-- Opening Marker --

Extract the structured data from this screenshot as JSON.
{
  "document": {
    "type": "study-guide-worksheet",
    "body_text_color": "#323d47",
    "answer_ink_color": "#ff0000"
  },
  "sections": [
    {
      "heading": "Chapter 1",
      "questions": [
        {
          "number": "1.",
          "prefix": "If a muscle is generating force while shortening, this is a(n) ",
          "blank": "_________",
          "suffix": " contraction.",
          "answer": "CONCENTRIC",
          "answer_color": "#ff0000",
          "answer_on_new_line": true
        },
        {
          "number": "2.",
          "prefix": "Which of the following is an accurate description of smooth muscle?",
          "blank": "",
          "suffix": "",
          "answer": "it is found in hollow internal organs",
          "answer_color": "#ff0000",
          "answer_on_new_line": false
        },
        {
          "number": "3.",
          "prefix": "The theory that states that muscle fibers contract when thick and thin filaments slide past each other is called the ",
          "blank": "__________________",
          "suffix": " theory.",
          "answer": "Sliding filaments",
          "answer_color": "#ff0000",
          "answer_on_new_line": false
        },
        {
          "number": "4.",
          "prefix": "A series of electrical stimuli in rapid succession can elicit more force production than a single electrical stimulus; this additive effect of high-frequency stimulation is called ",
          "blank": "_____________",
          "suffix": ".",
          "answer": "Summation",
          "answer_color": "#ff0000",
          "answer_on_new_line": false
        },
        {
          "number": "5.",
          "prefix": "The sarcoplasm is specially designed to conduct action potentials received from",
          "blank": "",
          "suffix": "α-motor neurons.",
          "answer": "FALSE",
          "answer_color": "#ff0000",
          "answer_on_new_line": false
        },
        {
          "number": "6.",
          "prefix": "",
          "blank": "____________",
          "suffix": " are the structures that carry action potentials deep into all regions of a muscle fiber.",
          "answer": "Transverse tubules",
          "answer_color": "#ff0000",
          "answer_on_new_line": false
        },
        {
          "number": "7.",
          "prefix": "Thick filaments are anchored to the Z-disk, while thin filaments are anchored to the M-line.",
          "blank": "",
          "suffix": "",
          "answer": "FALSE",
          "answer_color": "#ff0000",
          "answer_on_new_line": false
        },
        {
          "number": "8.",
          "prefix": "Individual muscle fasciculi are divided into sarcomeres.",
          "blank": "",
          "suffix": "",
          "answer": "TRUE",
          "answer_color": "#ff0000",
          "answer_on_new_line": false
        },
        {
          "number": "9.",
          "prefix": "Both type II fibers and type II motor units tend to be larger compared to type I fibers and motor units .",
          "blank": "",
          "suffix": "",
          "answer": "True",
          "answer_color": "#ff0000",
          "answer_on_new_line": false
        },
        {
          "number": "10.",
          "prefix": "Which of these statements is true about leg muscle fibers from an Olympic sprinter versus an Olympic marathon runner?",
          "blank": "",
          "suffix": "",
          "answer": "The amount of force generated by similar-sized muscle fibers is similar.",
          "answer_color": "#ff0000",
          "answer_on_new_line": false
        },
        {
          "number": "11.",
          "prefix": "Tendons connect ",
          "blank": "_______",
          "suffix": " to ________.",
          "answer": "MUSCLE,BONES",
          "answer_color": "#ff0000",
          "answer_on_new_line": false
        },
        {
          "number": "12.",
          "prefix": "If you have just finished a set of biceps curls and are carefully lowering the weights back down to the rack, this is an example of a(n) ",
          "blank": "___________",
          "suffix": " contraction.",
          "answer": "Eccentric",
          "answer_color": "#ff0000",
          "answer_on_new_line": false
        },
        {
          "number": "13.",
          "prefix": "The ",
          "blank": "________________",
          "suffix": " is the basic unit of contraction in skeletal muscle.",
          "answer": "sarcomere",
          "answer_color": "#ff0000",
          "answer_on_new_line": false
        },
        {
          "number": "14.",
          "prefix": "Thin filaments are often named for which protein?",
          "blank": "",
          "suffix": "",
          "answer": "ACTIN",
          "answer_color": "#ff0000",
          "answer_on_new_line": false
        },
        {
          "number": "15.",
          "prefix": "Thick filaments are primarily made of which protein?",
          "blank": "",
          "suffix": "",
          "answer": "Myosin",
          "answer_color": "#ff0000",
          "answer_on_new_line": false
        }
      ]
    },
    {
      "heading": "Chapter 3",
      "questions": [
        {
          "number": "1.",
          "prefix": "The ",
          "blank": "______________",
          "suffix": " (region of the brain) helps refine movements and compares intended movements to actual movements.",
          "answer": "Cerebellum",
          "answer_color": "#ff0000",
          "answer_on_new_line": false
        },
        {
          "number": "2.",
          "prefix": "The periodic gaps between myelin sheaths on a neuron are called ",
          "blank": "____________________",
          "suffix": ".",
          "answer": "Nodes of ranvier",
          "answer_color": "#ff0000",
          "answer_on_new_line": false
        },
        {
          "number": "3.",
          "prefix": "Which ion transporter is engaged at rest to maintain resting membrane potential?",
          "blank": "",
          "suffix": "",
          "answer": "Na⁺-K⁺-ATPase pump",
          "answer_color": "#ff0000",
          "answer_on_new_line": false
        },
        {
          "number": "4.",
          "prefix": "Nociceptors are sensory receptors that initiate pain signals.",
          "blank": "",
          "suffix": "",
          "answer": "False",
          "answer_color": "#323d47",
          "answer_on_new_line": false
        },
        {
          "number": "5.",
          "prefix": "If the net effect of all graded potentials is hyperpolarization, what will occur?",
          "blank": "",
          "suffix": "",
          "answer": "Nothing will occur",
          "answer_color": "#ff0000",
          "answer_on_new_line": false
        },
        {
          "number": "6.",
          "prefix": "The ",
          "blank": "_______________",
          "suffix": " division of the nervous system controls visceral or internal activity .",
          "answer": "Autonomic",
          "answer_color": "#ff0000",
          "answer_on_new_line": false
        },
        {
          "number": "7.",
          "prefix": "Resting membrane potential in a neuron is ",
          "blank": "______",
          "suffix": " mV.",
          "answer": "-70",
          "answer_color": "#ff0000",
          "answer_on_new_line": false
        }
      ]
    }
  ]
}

-- Closing Marker --

Exercise requirements | Your answer should hold every line of the entries that contains the string "effect".

Answer box |
          "prefix": "A series of electrical stimuli in rapid succession can elicit more force production than a single electrical stimulus; this additive effect of high-frequency stimulation is called ",
          "prefix": "If the net effect of all graded potentials is hyperpolarization, what will occur?",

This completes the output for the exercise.